▶ **Exercise**: Reproduce every entry exactly.

[Stored items]
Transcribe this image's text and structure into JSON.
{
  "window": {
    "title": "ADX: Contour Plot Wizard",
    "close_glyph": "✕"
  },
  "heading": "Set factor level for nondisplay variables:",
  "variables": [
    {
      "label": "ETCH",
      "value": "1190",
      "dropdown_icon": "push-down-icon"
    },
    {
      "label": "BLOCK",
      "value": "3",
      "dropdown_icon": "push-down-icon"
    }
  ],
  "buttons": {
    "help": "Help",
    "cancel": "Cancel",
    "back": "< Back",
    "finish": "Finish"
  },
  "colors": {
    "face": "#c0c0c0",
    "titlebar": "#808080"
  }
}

▶ **Correct answer**:
Transcribe this image's text and structure into JSON.
{
  "window": {
    "title": "ADX: Contour Plot Wizard",
    "close_glyph": "✕"
  },
  "heading": "Set factor level for nondisplay variables:",
  "variables": [
    {
      "label": "ETCH",
      "value": "1190",
      "dropdown_icon": "push-down-icon"
    },
    {
      "label": "BLOCK",
      "value": "3",
      "dropdown_icon": "push-down-icon"
    }
  ],
  "buttons": {
    "help": "Help",
    "cancel": "Cancel",
    "back": "< Back",
    "finish": "Finish"
  },
  "colors": {
    "face": "#c0c0c0",
    "titlebar": "#808080"
  }
}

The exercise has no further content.